- **Exercise prompt**:
Answer with one number only: the number of lines that contain "temporary".

----------------

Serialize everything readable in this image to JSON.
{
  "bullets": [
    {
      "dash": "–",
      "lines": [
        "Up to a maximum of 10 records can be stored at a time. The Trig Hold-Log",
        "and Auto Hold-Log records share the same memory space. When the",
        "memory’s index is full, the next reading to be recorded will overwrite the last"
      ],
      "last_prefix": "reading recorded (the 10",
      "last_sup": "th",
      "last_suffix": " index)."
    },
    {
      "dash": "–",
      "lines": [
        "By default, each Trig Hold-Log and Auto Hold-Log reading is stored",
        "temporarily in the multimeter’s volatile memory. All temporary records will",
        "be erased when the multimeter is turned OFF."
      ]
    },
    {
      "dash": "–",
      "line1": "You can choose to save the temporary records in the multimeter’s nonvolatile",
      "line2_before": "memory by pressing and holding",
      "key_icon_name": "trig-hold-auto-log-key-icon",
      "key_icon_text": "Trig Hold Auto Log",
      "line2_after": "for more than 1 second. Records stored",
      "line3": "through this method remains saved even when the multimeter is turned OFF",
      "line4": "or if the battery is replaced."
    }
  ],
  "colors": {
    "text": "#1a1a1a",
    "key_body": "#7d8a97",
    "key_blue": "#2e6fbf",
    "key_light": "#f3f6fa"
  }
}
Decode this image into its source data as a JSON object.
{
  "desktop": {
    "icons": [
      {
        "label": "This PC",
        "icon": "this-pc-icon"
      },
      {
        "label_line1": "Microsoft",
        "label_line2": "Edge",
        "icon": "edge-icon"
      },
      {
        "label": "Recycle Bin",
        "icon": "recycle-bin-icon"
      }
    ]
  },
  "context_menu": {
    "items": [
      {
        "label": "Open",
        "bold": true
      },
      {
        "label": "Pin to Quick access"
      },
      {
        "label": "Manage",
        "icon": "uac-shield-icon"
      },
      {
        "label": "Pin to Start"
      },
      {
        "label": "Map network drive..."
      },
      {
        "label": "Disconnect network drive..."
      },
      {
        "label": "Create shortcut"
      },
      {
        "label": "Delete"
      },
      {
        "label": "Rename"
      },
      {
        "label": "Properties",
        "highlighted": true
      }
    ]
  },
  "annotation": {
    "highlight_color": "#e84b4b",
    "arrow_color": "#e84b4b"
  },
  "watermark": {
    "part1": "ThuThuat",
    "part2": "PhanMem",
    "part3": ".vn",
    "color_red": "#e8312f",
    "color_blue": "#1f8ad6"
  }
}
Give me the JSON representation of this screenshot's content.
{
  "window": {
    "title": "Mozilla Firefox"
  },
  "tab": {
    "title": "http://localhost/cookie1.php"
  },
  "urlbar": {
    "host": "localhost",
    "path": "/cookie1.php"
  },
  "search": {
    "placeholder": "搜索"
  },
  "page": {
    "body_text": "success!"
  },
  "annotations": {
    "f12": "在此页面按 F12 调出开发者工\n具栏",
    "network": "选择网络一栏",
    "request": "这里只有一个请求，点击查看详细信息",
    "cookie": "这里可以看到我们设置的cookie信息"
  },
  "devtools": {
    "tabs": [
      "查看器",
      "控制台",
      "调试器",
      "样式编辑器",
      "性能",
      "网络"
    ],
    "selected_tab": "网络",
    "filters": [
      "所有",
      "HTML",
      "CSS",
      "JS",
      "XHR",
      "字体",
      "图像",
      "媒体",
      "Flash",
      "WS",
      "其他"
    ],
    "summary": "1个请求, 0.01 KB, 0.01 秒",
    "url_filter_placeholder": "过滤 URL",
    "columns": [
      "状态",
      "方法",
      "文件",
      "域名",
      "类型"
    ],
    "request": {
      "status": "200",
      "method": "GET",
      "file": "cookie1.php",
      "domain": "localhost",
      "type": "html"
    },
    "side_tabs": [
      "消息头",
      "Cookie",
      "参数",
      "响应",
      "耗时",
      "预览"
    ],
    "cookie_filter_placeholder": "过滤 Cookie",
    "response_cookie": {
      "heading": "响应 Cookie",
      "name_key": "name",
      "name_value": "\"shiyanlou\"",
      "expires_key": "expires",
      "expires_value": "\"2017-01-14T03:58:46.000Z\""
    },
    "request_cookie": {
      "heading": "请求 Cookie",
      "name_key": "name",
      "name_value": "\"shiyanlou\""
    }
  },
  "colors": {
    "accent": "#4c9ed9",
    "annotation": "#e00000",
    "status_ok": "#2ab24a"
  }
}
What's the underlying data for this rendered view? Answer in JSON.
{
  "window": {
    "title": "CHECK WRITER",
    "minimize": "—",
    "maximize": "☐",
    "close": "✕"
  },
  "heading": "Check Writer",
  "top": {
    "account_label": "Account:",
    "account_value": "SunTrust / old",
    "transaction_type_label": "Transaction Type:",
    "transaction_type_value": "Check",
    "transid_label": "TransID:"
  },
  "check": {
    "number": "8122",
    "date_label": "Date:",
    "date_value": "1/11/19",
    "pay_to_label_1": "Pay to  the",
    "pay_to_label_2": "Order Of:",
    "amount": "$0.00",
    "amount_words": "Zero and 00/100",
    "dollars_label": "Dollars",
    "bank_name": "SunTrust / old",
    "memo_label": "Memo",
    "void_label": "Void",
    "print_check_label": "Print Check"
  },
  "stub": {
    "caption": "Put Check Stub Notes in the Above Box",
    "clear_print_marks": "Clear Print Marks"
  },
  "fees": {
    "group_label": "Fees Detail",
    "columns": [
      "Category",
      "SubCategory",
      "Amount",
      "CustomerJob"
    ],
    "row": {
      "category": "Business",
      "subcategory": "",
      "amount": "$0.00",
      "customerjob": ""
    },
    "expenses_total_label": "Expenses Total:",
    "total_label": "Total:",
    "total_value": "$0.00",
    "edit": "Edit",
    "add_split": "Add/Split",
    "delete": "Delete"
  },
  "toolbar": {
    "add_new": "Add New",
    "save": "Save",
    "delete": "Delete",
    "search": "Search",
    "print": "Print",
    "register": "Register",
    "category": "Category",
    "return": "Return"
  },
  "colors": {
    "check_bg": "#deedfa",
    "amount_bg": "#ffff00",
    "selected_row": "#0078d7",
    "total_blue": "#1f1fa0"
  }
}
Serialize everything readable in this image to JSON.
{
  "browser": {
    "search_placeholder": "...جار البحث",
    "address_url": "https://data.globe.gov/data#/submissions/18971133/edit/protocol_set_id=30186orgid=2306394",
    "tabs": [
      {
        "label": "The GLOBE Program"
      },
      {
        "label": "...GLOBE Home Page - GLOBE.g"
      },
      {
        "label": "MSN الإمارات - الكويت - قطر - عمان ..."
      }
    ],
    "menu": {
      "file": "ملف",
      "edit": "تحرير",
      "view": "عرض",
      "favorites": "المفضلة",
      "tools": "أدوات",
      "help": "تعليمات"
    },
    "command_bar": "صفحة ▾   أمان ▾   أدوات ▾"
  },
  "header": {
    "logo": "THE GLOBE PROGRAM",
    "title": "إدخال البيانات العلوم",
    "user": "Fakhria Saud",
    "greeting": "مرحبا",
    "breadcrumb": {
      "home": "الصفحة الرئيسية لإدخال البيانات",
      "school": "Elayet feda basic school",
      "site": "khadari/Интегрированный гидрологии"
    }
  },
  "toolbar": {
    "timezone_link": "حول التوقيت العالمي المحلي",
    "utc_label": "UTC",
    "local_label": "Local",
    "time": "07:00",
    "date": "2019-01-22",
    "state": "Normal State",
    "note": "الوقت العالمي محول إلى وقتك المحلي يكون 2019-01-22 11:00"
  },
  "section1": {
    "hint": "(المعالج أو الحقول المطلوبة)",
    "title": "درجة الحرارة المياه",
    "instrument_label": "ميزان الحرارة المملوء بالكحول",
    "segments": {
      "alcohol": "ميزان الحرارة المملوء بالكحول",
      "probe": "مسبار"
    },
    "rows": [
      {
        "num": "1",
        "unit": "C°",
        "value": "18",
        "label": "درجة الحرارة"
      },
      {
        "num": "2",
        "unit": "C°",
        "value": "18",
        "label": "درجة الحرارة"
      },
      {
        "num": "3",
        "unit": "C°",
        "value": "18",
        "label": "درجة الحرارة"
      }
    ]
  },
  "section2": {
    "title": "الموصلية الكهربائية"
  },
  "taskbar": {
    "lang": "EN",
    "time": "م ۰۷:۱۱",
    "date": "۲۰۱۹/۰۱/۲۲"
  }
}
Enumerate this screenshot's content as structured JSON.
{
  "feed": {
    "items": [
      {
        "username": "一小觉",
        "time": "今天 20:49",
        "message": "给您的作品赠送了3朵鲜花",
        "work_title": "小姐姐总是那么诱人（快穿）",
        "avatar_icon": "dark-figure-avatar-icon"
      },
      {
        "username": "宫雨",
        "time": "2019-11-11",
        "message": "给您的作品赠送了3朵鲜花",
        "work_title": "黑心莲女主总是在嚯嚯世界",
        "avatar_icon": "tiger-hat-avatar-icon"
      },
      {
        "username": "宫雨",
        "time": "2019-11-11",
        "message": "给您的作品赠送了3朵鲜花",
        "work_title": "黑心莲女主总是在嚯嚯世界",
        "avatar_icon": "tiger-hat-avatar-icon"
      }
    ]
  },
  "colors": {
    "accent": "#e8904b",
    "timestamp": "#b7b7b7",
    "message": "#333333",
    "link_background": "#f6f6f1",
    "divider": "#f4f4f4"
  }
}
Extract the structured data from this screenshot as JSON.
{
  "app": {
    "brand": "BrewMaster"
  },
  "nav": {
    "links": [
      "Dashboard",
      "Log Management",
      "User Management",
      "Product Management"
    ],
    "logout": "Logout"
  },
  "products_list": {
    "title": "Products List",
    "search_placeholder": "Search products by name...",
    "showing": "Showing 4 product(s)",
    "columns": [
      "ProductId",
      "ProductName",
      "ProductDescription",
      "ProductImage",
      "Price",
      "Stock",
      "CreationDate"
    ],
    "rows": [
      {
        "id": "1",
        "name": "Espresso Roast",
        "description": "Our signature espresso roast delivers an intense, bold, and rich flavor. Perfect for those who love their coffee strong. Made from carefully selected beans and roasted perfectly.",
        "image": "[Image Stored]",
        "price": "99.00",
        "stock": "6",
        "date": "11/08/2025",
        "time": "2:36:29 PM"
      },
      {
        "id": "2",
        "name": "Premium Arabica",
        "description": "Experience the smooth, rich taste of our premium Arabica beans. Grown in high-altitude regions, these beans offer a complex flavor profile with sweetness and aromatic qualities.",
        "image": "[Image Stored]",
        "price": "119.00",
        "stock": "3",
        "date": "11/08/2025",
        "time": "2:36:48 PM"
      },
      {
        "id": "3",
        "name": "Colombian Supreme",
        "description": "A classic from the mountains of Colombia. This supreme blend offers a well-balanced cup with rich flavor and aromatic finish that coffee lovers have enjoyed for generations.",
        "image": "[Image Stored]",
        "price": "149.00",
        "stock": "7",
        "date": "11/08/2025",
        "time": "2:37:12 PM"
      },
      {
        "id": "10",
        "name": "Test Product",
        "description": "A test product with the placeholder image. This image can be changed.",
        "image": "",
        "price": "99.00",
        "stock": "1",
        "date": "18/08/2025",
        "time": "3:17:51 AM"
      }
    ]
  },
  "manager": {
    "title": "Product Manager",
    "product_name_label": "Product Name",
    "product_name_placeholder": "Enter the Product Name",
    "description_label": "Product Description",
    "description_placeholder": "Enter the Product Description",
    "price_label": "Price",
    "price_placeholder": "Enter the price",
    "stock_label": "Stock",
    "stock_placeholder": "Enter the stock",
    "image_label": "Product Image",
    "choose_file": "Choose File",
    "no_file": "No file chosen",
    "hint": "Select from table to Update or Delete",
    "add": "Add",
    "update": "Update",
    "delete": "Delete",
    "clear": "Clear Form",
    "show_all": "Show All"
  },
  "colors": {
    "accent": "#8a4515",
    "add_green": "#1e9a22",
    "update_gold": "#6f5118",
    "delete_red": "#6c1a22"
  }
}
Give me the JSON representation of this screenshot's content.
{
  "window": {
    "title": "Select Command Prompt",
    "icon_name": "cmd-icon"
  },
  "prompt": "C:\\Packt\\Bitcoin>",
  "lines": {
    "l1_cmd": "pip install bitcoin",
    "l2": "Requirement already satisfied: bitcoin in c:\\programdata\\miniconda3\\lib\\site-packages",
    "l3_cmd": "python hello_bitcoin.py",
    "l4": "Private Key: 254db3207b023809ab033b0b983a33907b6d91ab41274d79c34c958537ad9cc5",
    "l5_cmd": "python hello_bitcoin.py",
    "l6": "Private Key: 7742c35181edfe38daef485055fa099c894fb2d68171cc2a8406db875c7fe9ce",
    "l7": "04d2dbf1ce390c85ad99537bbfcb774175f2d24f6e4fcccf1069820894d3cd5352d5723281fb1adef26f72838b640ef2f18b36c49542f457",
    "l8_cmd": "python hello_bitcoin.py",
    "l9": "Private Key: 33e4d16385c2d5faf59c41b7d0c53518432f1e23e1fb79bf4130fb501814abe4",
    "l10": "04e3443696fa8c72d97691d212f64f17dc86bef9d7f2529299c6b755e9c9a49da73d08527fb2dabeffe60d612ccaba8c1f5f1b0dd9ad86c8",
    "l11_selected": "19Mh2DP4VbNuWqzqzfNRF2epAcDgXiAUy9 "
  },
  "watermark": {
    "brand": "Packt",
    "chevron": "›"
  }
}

----------------

- **Written reply**:
2